→ Work to complete: Repeat the material exactly as it appears.

→ Records for this task:
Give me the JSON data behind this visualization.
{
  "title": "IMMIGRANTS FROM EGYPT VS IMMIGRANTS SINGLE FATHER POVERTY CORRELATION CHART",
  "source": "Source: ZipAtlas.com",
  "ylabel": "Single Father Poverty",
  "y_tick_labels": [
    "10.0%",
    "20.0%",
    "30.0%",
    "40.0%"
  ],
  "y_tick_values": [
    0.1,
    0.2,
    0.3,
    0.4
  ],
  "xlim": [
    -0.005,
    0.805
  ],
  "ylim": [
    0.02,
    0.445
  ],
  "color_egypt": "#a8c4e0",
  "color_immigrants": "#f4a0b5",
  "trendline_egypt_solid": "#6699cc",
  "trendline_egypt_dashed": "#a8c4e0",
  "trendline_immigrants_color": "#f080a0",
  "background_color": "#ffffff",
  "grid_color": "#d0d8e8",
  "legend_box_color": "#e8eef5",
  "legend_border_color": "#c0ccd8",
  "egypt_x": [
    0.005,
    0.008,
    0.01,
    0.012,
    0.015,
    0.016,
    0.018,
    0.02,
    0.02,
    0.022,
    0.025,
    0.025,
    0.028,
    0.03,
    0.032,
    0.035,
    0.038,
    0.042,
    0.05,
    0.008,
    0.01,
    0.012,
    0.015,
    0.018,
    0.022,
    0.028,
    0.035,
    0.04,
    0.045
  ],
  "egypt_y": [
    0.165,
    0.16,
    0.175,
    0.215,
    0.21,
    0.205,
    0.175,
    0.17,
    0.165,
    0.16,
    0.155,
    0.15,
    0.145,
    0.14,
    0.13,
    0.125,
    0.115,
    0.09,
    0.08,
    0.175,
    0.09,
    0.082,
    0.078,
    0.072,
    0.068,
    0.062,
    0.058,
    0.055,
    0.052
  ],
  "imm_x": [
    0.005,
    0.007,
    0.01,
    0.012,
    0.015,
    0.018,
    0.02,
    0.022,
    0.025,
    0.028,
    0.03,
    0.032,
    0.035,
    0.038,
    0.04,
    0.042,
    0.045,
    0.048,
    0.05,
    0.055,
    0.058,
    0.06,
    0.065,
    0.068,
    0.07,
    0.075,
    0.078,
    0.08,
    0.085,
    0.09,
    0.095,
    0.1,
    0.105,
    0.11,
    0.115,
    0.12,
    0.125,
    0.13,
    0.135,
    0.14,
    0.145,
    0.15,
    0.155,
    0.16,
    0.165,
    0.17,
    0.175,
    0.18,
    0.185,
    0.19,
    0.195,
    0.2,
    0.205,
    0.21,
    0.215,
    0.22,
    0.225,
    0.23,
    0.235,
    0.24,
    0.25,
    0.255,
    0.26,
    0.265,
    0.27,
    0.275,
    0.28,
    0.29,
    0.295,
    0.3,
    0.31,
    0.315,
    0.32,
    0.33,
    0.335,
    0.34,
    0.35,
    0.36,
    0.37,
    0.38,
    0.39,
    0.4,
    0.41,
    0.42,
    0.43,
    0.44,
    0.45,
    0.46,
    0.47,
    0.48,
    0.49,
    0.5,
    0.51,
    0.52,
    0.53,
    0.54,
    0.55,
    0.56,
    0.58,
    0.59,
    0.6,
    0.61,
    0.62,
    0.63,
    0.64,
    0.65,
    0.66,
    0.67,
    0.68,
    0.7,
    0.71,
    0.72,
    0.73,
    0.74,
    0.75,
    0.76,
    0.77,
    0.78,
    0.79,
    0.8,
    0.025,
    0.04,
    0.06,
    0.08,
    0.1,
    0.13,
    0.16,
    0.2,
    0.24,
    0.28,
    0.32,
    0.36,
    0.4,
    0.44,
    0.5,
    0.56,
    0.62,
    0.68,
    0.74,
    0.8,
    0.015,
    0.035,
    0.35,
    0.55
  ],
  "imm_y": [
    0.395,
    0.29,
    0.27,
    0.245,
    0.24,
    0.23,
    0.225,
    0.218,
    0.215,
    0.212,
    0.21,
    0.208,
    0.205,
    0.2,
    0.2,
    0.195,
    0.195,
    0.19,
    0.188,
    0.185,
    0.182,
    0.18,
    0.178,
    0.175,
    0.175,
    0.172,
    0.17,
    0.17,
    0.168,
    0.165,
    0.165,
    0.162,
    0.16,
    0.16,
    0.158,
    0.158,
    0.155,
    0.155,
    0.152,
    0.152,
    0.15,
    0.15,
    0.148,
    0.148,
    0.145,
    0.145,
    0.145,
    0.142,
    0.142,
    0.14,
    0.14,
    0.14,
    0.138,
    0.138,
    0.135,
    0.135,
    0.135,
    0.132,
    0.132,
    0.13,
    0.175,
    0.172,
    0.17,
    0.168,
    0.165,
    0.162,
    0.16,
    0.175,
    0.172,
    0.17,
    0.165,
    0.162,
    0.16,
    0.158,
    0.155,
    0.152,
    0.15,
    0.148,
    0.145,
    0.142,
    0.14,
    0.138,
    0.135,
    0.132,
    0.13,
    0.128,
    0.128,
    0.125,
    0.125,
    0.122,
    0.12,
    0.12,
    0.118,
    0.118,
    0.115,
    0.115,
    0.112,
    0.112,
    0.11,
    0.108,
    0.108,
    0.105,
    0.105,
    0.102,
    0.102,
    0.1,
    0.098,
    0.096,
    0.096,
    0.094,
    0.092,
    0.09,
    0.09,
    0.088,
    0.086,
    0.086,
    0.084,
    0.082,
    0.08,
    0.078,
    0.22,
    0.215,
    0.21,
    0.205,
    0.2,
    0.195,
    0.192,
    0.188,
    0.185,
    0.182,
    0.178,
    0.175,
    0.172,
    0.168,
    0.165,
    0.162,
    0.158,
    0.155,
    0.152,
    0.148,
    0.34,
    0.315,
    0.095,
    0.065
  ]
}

→ Full response:
Give me the JSON data behind this visualization.
{
  "title": "IMMIGRANTS FROM EGYPT VS IMMIGRANTS SINGLE FATHER POVERTY CORRELATION CHART",
  "source": "Source: ZipAtlas.com",
  "ylabel": "Single Father Poverty",
  "y_tick_labels": [
    "10.0%",
    "20.0%",
    "30.0%",
    "40.0%"
  ],
  "y_tick_values": [
    0.1,
    0.2,
    0.3,
    0.4
  ],
  "xlim": [
    -0.005,
    0.805
  ],
  "ylim": [
    0.02,
    0.445
  ],
  "color_egypt": "#a8c4e0",
  "color_immigrants": "#f4a0b5",
  "trendline_egypt_solid": "#6699cc",
  "trendline_egypt_dashed": "#a8c4e0",
  "trendline_immigrants_color": "#f080a0",
  "background_color": "#ffffff",
  "grid_color": "#d0d8e8",
  "legend_box_color": "#e8eef5",
  "legend_border_color": "#c0ccd8",
  "egypt_x": [
    0.005,
    0.008,
    0.01,
    0.012,
    0.015,
    0.016,
    0.018,
    0.02,
    0.02,
    0.022,
    0.025,
    0.025,
    0.028,
    0.03,
    0.032,
    0.035,
    0.038,
    0.042,
    0.05,
    0.008,
    0.01,
    0.012,
    0.015,
    0.018,
    0.022,
    0.028,
    0.035,
    0.04,
    0.045
  ],
  "egypt_y": [
    0.165,
    0.16,
    0.175,
    0.215,
    0.21,
    0.205,
    0.175,
    0.17,
    0.165,
    0.16,
    0.155,
    0.15,
    0.145,
    0.14,
    0.13,
    0.125,
    0.115,
    0.09,
    0.08,
    0.175,
    0.09,
    0.082,
    0.078,
    0.072,
    0.068,
    0.062,
    0.058,
    0.055,
    0.052
  ],
  "imm_x": [
    0.005,
    0.007,
    0.01,
    0.012,
    0.015,
    0.018,
    0.02,
    0.022,
    0.025,
    0.028,
    0.03,
    0.032,
    0.035,
    0.038,
    0.04,
    0.042,
    0.045,
    0.048,
    0.05,
    0.055,
    0.058,
    0.06,
    0.065,
    0.068,
    0.07,
    0.075,
    0.078,
    0.08,
    0.085,
    0.09,
    0.095,
    0.1,
    0.105,
    0.11,
    0.115,
    0.12,
    0.125,
    0.13,
    0.135,
    0.14,
    0.145,
    0.15,
    0.155,
    0.16,
    0.165,
    0.17,
    0.175,
    0.18,
    0.185,
    0.19,
    0.195,
    0.2,
    0.205,
    0.21,
    0.215,
    0.22,
    0.225,
    0.23,
    0.235,
    0.24,
    0.25,
    0.255,
    0.26,
    0.265,
    0.27,
    0.275,
    0.28,
    0.29,
    0.295,
    0.3,
    0.31,
    0.315,
    0.32,
    0.33,
    0.335,
    0.34,
    0.35,
    0.36,
    0.37,
    0.38,
    0.39,
    0.4,
    0.41,
    0.42,
    0.43,
    0.44,
    0.45,
    0.46,
    0.47,
    0.48,
    0.49,
    0.5,
    0.51,
    0.52,
    0.53,
    0.54,
    0.55,
    0.56,
    0.58,
    0.59,
    0.6,
    0.61,
    0.62,
    0.63,
    0.64,
    0.65,
    0.66,
    0.67,
    0.68,
    0.7,
    0.71,
    0.72,
    0.73,
    0.74,
    0.75,
    0.76,
    0.77,
    0.78,
    0.79,
    0.8,
    0.025,
    0.04,
    0.06,
    0.08,
    0.1,
    0.13,
    0.16,
    0.2,
    0.24,
    0.28,
    0.32,
    0.36,
    0.4,
    0.44,
    0.5,
    0.56,
    0.62,
    0.68,
    0.74,
    0.8,
    0.015,
    0.035,
    0.35,
    0.55
  ],
  "imm_y": [
    0.395,
    0.29,
    0.27,
    0.245,
    0.24,
    0.23,
    0.225,
    0.218,
    0.215,
    0.212,
    0.21,
    0.208,
    0.205,
    0.2,
    0.2,
    0.195,
    0.195,
    0.19,
    0.188,
    0.185,
    0.182,
    0.18,
    0.178,
    0.175,
    0.175,
    0.172,
    0.17,
    0.17,
    0.168,
    0.165,
    0.165,
    0.162,
    0.16,
    0.16,
    0.158,
    0.158,
    0.155,
    0.155,
    0.152,
    0.152,
    0.15,
    0.15,
    0.148,
    0.148,
    0.145,
    0.145,
    0.145,
    0.142,
    0.142,
    0.14,
    0.14,
    0.14,
    0.138,
    0.138,
    0.135,
    0.135,
    0.135,
    0.132,
    0.132,
    0.13,
    0.175,
    0.172,
    0.17,
    0.168,
    0.165,
    0.162,
    0.16,
    0.175,
    0.172,
    0.17,
    0.165,
    0.162,
    0.16,
    0.158,
    0.155,
    0.152,
    0.15,
    0.148,
    0.145,
    0.142,
    0.14,
    0.138,
    0.135,
    0.132,
    0.13,
    0.128,
    0.128,
    0.125,
    0.125,
    0.122,
    0.12,
    0.12,
    0.118,
    0.118,
    0.115,
    0.115,
    0.112,
    0.112,
    0.11,
    0.108,
    0.108,
    0.105,
    0.105,
    0.102,
    0.102,
    0.1,
    0.098,
    0.096,
    0.096,
    0.094,
    0.092,
    0.09,
    0.09,
    0.088,
    0.086,
    0.086,
    0.084,
    0.082,
    0.08,
    0.078,
    0.22,
    0.215,
    0.21,
    0.205,
    0.2,
    0.195,
    0.192,
    0.188,
    0.185,
    0.182,
    0.178,
    0.175,
    0.172,
    0.168,
    0.165,
    0.162,
    0.158,
    0.155,
    0.152,
    0.148,
    0.34,
    0.315,
    0.095,
    0.065
  ]
}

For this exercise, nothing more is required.